Scan the listing below. Report each line that includes "Writing".

DATA FOR PROCESSING start

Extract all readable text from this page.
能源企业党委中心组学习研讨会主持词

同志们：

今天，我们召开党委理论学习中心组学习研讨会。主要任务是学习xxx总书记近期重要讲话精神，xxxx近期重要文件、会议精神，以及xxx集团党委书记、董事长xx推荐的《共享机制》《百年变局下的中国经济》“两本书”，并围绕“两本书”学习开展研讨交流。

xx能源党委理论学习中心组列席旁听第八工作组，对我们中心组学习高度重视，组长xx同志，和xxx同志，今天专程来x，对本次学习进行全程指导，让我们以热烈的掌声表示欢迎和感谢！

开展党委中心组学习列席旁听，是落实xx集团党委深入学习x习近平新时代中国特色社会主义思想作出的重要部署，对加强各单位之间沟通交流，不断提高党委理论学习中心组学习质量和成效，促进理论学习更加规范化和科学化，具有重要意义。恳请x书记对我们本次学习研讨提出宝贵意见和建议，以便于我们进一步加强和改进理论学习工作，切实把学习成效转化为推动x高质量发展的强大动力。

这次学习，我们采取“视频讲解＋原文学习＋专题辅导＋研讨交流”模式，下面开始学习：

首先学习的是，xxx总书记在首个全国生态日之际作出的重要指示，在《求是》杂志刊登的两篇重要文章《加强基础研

DATA FOR PROCESSING end
DATA FOR PROCESSING start

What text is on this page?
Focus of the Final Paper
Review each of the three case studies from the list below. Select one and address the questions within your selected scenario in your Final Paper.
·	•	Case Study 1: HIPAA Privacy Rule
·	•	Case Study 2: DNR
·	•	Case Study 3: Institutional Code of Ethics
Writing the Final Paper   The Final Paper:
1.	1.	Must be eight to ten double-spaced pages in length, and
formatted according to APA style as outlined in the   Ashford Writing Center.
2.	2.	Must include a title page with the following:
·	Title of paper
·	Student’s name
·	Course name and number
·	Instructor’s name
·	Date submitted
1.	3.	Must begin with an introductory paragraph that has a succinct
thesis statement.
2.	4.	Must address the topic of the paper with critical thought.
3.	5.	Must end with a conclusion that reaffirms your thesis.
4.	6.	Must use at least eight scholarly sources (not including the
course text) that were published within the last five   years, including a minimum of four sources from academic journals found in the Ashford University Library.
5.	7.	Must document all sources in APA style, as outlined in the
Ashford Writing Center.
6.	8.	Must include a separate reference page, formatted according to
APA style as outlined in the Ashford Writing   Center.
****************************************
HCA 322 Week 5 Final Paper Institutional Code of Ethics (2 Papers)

DATA FOR PROCESSING end
DATA FOR PROCESSING start

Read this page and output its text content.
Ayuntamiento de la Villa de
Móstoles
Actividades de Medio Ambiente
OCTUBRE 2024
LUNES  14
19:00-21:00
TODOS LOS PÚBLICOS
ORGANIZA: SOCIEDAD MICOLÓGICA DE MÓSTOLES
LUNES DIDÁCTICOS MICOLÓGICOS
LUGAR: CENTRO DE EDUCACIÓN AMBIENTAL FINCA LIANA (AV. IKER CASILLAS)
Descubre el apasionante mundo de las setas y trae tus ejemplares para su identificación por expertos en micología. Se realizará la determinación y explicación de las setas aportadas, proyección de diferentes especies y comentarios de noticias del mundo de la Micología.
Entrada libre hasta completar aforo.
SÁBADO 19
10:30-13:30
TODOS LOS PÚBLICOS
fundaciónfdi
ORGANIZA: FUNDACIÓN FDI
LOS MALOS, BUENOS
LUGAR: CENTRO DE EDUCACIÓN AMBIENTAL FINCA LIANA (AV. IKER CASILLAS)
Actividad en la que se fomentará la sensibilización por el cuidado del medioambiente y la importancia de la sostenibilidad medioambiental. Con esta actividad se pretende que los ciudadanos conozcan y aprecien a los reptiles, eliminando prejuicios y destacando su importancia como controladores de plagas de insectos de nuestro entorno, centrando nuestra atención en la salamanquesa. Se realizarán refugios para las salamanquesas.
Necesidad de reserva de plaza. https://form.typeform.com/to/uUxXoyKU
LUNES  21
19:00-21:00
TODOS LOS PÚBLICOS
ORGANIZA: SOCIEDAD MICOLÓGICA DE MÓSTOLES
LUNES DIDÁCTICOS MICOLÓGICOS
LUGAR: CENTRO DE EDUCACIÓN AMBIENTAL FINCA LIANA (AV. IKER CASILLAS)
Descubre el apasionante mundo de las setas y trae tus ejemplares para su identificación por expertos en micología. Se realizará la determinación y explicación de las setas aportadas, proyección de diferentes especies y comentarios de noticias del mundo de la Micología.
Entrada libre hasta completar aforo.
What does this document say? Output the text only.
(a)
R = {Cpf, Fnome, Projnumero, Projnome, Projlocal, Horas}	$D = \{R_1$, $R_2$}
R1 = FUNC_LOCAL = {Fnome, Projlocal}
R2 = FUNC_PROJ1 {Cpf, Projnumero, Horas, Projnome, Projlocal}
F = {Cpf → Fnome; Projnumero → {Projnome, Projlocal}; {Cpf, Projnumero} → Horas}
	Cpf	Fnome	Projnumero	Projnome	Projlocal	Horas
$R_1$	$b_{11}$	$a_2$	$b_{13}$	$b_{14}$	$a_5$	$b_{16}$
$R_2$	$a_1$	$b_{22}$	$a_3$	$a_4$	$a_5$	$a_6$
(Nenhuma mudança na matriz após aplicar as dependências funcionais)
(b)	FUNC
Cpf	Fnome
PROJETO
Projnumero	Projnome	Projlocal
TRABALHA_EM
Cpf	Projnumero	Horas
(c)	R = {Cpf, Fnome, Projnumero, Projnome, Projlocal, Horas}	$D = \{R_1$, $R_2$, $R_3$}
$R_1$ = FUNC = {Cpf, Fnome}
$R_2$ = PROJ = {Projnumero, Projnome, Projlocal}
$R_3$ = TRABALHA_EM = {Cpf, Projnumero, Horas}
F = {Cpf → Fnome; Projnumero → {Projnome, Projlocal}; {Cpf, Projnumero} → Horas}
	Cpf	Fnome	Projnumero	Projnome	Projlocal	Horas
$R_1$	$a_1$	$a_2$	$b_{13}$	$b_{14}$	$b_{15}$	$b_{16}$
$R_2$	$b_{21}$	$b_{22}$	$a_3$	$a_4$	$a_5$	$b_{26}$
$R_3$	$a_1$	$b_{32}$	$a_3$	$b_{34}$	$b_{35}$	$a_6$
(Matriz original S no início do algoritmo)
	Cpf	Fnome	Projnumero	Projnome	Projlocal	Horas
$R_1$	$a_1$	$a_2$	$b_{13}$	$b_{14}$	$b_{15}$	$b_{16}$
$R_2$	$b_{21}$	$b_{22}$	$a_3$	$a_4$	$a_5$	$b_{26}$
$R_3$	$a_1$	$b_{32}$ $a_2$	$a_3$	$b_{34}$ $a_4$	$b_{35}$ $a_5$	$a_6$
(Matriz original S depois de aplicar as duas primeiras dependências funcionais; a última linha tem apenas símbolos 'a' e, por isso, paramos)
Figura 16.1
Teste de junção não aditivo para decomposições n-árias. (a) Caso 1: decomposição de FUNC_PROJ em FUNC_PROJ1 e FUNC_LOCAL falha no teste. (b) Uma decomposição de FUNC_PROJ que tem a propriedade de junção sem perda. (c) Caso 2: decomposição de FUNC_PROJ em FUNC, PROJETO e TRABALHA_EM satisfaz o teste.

DATA FOR PROCESSING end

**EXERCISE OUTPUT:**
Writing the Final Paper   The Final Paper:
formatted according to APA style as outlined in the   Ashford Writing Center.
Ashford Writing Center.
APA style as outlined in the Ashford Writing   Center.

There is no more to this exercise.